> **AIM**:
Exactly repeat the full listing that follows.

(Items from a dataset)
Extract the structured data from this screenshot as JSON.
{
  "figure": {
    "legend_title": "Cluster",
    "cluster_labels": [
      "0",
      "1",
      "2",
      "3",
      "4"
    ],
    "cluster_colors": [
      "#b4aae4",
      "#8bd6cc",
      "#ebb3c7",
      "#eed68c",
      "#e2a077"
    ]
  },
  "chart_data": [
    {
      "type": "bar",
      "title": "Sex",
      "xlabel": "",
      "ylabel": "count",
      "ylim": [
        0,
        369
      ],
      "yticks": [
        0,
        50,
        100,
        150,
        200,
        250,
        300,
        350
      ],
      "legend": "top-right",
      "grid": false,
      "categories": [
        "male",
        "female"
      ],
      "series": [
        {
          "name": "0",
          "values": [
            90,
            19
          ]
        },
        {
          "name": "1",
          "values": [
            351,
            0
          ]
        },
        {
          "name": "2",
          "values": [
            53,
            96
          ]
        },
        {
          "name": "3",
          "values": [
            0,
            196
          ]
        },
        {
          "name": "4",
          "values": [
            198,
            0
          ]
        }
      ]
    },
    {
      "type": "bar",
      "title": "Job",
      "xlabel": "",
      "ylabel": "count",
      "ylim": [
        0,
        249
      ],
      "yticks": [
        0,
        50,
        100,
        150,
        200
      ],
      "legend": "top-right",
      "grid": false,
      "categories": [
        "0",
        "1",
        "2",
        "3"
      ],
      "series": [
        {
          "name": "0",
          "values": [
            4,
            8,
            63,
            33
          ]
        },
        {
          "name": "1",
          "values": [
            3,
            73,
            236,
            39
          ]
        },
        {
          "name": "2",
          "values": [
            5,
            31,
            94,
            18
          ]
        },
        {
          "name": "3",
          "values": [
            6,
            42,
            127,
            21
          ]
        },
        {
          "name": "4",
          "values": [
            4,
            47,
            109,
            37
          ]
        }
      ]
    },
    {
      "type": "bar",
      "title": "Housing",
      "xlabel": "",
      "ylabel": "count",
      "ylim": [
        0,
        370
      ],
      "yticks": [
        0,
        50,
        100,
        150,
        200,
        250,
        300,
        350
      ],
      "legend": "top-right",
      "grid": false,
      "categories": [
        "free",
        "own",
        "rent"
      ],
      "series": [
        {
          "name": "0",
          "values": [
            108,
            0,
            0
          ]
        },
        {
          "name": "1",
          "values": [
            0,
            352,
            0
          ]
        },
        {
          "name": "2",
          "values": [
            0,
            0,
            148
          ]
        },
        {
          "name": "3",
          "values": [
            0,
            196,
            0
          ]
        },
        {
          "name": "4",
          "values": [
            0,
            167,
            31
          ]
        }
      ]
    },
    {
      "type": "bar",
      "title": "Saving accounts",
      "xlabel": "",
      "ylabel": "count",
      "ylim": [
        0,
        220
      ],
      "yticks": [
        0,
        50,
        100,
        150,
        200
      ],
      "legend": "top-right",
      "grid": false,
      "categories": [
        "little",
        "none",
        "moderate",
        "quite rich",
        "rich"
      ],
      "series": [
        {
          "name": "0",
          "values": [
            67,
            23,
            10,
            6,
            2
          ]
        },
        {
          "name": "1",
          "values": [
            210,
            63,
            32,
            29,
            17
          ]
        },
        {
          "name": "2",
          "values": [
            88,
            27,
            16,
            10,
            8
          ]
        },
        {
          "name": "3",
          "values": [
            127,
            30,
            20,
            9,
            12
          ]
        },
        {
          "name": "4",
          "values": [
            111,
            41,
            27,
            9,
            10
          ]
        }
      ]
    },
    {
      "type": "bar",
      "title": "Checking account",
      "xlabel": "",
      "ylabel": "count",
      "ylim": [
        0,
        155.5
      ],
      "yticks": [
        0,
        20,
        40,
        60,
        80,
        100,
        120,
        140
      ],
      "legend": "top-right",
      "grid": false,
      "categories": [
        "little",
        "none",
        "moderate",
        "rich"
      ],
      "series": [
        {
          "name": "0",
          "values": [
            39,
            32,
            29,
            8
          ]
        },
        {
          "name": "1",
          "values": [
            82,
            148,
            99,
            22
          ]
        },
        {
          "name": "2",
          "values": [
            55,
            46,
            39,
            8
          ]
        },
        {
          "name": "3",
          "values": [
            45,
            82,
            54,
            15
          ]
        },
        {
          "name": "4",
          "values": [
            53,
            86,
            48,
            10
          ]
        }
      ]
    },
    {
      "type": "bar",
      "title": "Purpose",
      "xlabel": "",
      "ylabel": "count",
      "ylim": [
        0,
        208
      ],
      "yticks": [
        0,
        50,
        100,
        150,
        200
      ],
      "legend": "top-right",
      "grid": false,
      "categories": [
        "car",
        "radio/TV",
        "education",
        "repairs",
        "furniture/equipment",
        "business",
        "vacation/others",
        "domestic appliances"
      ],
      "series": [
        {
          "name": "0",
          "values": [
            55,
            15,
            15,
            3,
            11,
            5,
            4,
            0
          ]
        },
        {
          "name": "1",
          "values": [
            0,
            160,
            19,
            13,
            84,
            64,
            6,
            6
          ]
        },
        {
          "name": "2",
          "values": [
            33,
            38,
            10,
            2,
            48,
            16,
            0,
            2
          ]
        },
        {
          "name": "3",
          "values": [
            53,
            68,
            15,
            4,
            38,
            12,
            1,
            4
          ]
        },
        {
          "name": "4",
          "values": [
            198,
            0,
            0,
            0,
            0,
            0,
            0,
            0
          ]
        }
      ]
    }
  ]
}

> **THE RESULT**:
Extract the structured data from this screenshot as JSON.
{
  "figure": {
    "legend_title": "Cluster",
    "cluster_labels": [
      "0",
      "1",
      "2",
      "3",
      "4"
    ],
    "cluster_colors": [
      "#b4aae4",
      "#8bd6cc",
      "#ebb3c7",
      "#eed68c",
      "#e2a077"
    ]
  },
  "chart_data": [
    {
      "type": "bar",
      "title": "Sex",
      "xlabel": "",
      "ylabel": "count",
      "ylim": [
        0,
        369
      ],
      "yticks": [
        0,
        50,
        100,
        150,
        200,
        250,
        300,
        350
      ],
      "legend": "top-right",
      "grid": false,
      "categories": [
        "male",
        "female"
      ],
      "series": [
        {
          "name": "0",
          "values": [
            90,
            19
          ]
        },
        {
          "name": "1",
          "values": [
            351,
            0
          ]
        },
        {
          "name": "2",
          "values": [
            53,
            96
          ]
        },
        {
          "name": "3",
          "values": [
            0,
            196
          ]
        },
        {
          "name": "4",
          "values": [
            198,
            0
          ]
        }
      ]
    },
    {
      "type": "bar",
      "title": "Job",
      "xlabel": "",
      "ylabel": "count",
      "ylim": [
        0,
        249
      ],
      "yticks": [
        0,
        50,
        100,
        150,
        200
      ],
      "legend": "top-right",
      "grid": false,
      "categories": [
        "0",
        "1",
        "2",
        "3"
      ],
      "series": [
        {
          "name": "0",
          "values": [
            4,
            8,
            63,
            33
          ]
        },
        {
          "name": "1",
          "values": [
            3,
            73,
            236,
            39
          ]
        },
        {
          "name": "2",
          "values": [
            5,
            31,
            94,
            18
          ]
        },
        {
          "name": "3",
          "values": [
            6,
            42,
            127,
            21
          ]
        },
        {
          "name": "4",
          "values": [
            4,
            47,
            109,
            37
          ]
        }
      ]
    },
    {
      "type": "bar",
      "title": "Housing",
      "xlabel": "",
      "ylabel": "count",
      "ylim": [
        0,
        370
      ],
      "yticks": [
        0,
        50,
        100,
        150,
        200,
        250,
        300,
        350
      ],
      "legend": "top-right",
      "grid": false,
      "categories": [
        "free",
        "own",
        "rent"
      ],
      "series": [
        {
          "name": "0",
          "values": [
            108,
            0,
            0
          ]
        },
        {
          "name": "1",
          "values": [
            0,
            352,
            0
          ]
        },
        {
          "name": "2",
          "values": [
            0,
            0,
            148
          ]
        },
        {
          "name": "3",
          "values": [
            0,
            196,
            0
          ]
        },
        {
          "name": "4",
          "values": [
            0,
            167,
            31
          ]
        }
      ]
    },
    {
      "type": "bar",
      "title": "Saving accounts",
      "xlabel": "",
      "ylabel": "count",
      "ylim": [
        0,
        220
      ],
      "yticks": [
        0,
        50,
        100,
        150,
        200
      ],
      "legend": "top-right",
      "grid": false,
      "categories": [
        "little",
        "none",
        "moderate",
        "quite rich",
        "rich"
      ],
      "series": [
        {
          "name": "0",
          "values": [
            67,
            23,
            10,
            6,
            2
          ]
        },
        {
          "name": "1",
          "values": [
            210,
            63,
            32,
            29,
            17
          ]
        },
        {
          "name": "2",
          "values": [
            88,
            27,
            16,
            10,
            8
          ]
        },
        {
          "name": "3",
          "values": [
            127,
            30,
            20,
            9,
            12
          ]
        },
        {
          "name": "4",
          "values": [
            111,
            41,
            27,
            9,
            10
          ]
        }
      ]
    },
    {
      "type": "bar",
      "title": "Checking account",
      "xlabel": "",
      "ylabel": "count",
      "ylim": [
        0,
        155.5
      ],
      "yticks": [
        0,
        20,
        40,
        60,
        80,
        100,
        120,
        140
      ],
      "legend": "top-right",
      "grid": false,
      "categories": [
        "little",
        "none",
        "moderate",
        "rich"
      ],
      "series": [
        {
          "name": "0",
          "values": [
            39,
            32,
            29,
            8
          ]
        },
        {
          "name": "1",
          "values": [
            82,
            148,
            99,
            22
          ]
        },
        {
          "name": "2",
          "values": [
            55,
            46,
            39,
            8
          ]
        },
        {
          "name": "3",
          "values": [
            45,
            82,
            54,
            15
          ]
        },
        {
          "name": "4",
          "values": [
            53,
            86,
            48,
            10
          ]
        }
      ]
    },
    {
      "type": "bar",
      "title": "Purpose",
      "xlabel": "",
      "ylabel": "count",
      "ylim": [
        0,
        208
      ],
      "yticks": [
        0,
        50,
        100,
        150,
        200
      ],
      "legend": "top-right",
      "grid": false,
      "categories": [
        "car",
        "radio/TV",
        "education",
        "repairs",
        "furniture/equipment",
        "business",
        "vacation/others",
        "domestic appliances"
      ],
      "series": [
        {
          "name": "0",
          "values": [
            55,
            15,
            15,
            3,
            11,
            5,
            4,
            0
          ]
        },
        {
          "name": "1",
          "values": [
            0,
            160,
            19,
            13,
            84,
            64,
            6,
            6
          ]
        },
        {
          "name": "2",
          "values": [
            33,
            38,
            10,
            2,
            48,
            16,
            0,
            2
          ]
        },
        {
          "name": "3",
          "values": [
            53,
            68,
            15,
            4,
            38,
            12,
            1,
            4
          ]
        },
        {
          "name": "4",
          "values": [
            198,
            0,
            0,
            0,
            0,
            0,
            0,
            0
          ]
        }
      ]
    }
  ]
}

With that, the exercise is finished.